• [Given exercise]: Wherever the word "JSON" shows up in a line, please copy that line.

• [Data rows]:
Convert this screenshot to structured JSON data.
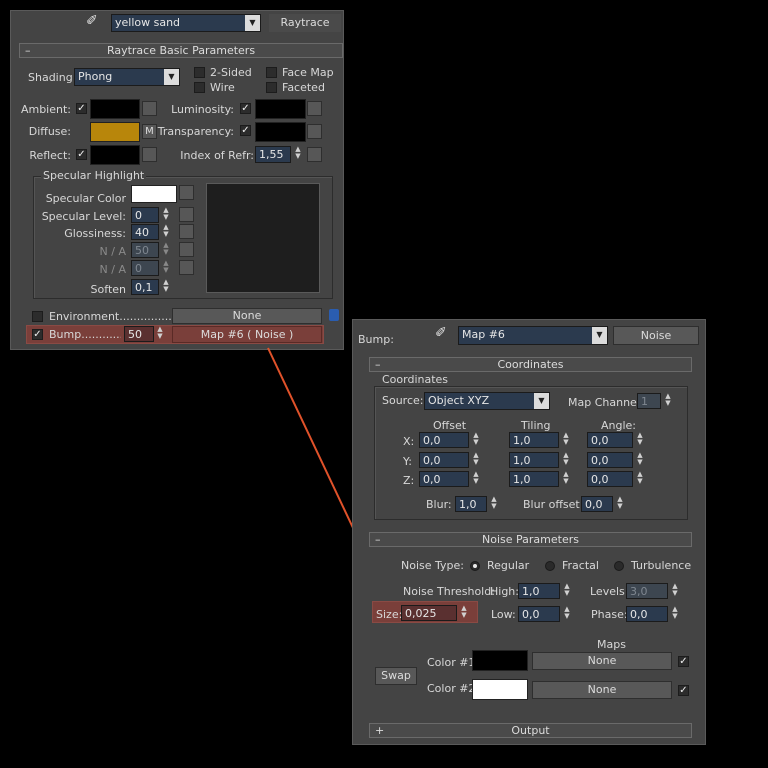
{
  "left": {
    "material_name": "yellow sand",
    "material_type": "Raytrace",
    "basic_rollout": "Raytrace Basic Parameters",
    "shading_label": "Shading:",
    "shading_value": "Phong",
    "two_sided": "2-Sided",
    "wire": "Wire",
    "face_map": "Face Map",
    "faceted": "Faceted",
    "ambient": "Ambient:",
    "diffuse": "Diffuse:",
    "reflect": "Reflect:",
    "luminosity": "Luminosity:",
    "transparency": "Transparency:",
    "ior_label": "Index of Refr:",
    "ior_value": "1,55",
    "m_label": "M",
    "spec_group": "Specular Highlight",
    "spec_color": "Specular Color",
    "spec_level": "Specular Level:",
    "spec_level_value": "0",
    "glossiness": "Glossiness:",
    "glossiness_value": "40",
    "na1": "N / A",
    "na1_value": "50",
    "na2": "N / A",
    "na2_value": "0",
    "soften": "Soften",
    "soften_value": "0,1",
    "environment": "Environment....................",
    "environment_map": "None",
    "bump": "Bump...............",
    "bump_value": "50",
    "bump_map": "Map #6  ( Noise )"
  },
  "right": {
    "bump_label": "Bump:",
    "map_name": "Map #6",
    "map_type": "Noise",
    "coord_rollout": "Coordinates",
    "coord_group": "Coordinates",
    "source_label": "Source:",
    "source_value": "Object XYZ",
    "map_channel_label": "Map Channel:",
    "map_channel_value": "1",
    "offset": "Offset",
    "tiling": "Tiling",
    "angle": "Angle:",
    "x": "X:",
    "y": "Y:",
    "z": "Z:",
    "x_offset": "0,0",
    "x_tiling": "1,0",
    "x_angle": "0,0",
    "y_offset": "0,0",
    "y_tiling": "1,0",
    "y_angle": "0,0",
    "z_offset": "0,0",
    "z_tiling": "1,0",
    "z_angle": "0,0",
    "blur_label": "Blur:",
    "blur_value": "1,0",
    "blur_offset_label": "Blur offset:",
    "blur_offset_value": "0,0",
    "noise_rollout": "Noise Parameters",
    "noise_type": "Noise Type:",
    "regular": "Regular",
    "fractal": "Fractal",
    "turbulence": "Turbulence",
    "threshold": "Noise Threshold:",
    "high_label": "High:",
    "high_value": "1,0",
    "levels_label": "Levels:",
    "levels_value": "3,0",
    "size_label": "Size:",
    "size_value": "0,025",
    "low_label": "Low:",
    "low_value": "0,0",
    "phase_label": "Phase:",
    "phase_value": "0,0",
    "maps_label": "Maps",
    "swap": "Swap",
    "color1": "Color #1",
    "color2": "Color #2",
    "color1_map": "None",
    "color2_map": "None",
    "output_rollout": "Output"
  },
  "colors": {
    "diffuse": "#b8860b",
    "arrow": "#e0522a",
    "highlight": "#7a3f3a"
  }
}
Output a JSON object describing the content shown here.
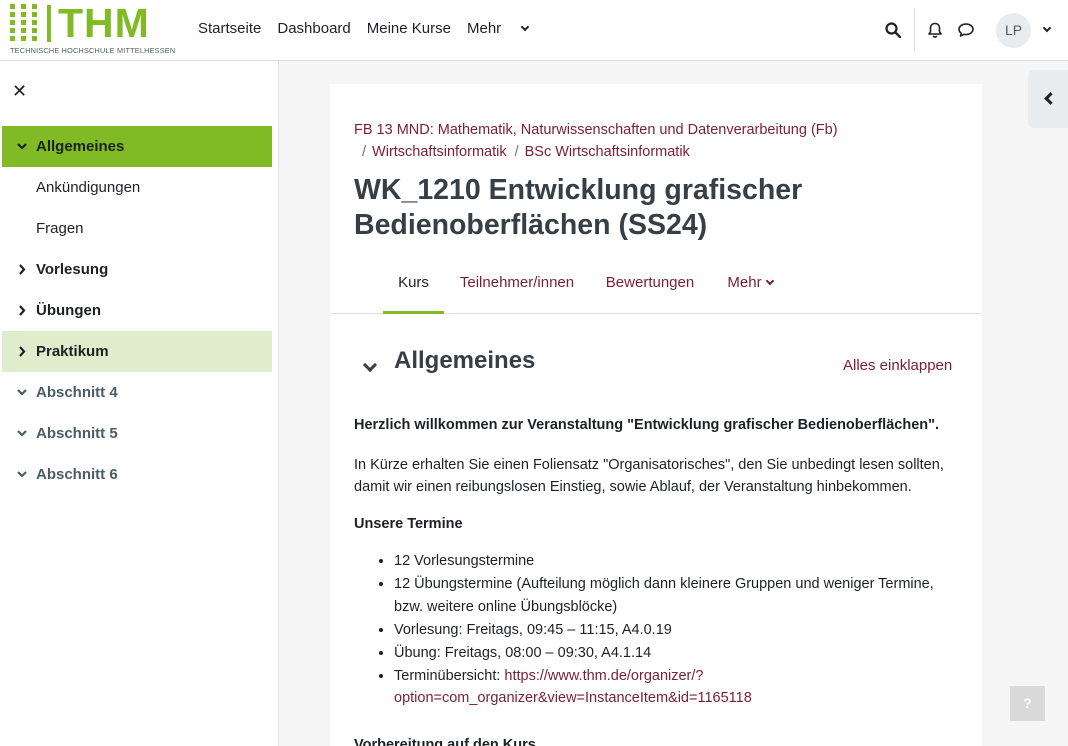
{
  "header": {
    "logo_text": "THM",
    "logo_subtitle": "TECHNISCHE HOCHSCHULE MITTELHESSEN",
    "nav": [
      "Startseite",
      "Dashboard",
      "Meine Kurse",
      "Mehr"
    ],
    "avatar_initials": "LP",
    "icons": [
      "search-icon",
      "bell-icon",
      "message-icon",
      "chevron-down-icon"
    ]
  },
  "drawer": {
    "close_icon": "close-icon",
    "items": [
      {
        "label": "Allgemeines",
        "state": "expanded",
        "bold": true,
        "active": true
      },
      {
        "label": "Ankündigungen",
        "state": "child"
      },
      {
        "label": "Fragen",
        "state": "child"
      },
      {
        "label": "Vorlesung",
        "state": "collapsed",
        "bold": true
      },
      {
        "label": "Übungen",
        "state": "collapsed",
        "bold": true
      },
      {
        "label": "Praktikum",
        "state": "collapsed",
        "bold": true,
        "highlighted": true
      },
      {
        "label": "Abschnitt 4",
        "state": "expanded",
        "bold": true,
        "muted": true
      },
      {
        "label": "Abschnitt 5",
        "state": "expanded",
        "bold": true,
        "muted": true
      },
      {
        "label": "Abschnitt 6",
        "state": "expanded",
        "bold": true,
        "muted": true
      }
    ]
  },
  "course": {
    "breadcrumb": [
      "FB 13 MND: Mathematik, Naturwissenschaften und Datenverarbeitung (Fb)",
      "Wirtschaftsinformatik",
      "BSc Wirtschaftsinformatik"
    ],
    "title_line1": "WK_1210 Entwicklung grafischer",
    "title_line2": "Bedienoberflächen (SS24)",
    "tabs": [
      "Kurs",
      "Teilnehmer/innen",
      "Bewertungen",
      "Mehr"
    ],
    "active_tab": "Kurs"
  },
  "section": {
    "title": "Allgemeines",
    "collapse_all": "Alles einklappen",
    "welcome": "Herzlich willkommen zur Veranstaltung \"Entwicklung grafischer Bedienoberflächen\".",
    "intro_line1": "In Kürze erhalten Sie einen Foliensatz \"Organisatorisches\", den Sie unbedingt lesen sollten,",
    "intro_line2": "damit wir einen reibungslosen Einstieg, sowie Ablauf, der Veranstaltung hinbekommen.",
    "dates_heading": "Unsere Termine",
    "dates": [
      "12 Vorlesungstermine",
      "12 Übungstermine (Aufteilung möglich dann kleinere Gruppen und weniger Termine,",
      "bzw. weitere online Übungsblöcke)",
      "Vorlesung: Freitags, 09:45 – 11:15, A4.0.19",
      "Übung: Freitags, 08:00 – 09:30, A4.1.14"
    ],
    "overview_label": "Terminübersicht: ",
    "overview_link_line1": "https://www.thm.de/organizer/?",
    "overview_link_line2": "option=com_organizer&view=InstanceItem&id=1165118",
    "next_heading": "Vorbereitung auf den Kurs"
  },
  "help_label": "?",
  "colors": {
    "brand_green": "#80ba24",
    "link": "#7a1f33",
    "highlight": "#e0edcc"
  }
}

• [Solution for this task]:
Convert this screenshot to structured JSON data.
Output a JSON object describing the content shown here.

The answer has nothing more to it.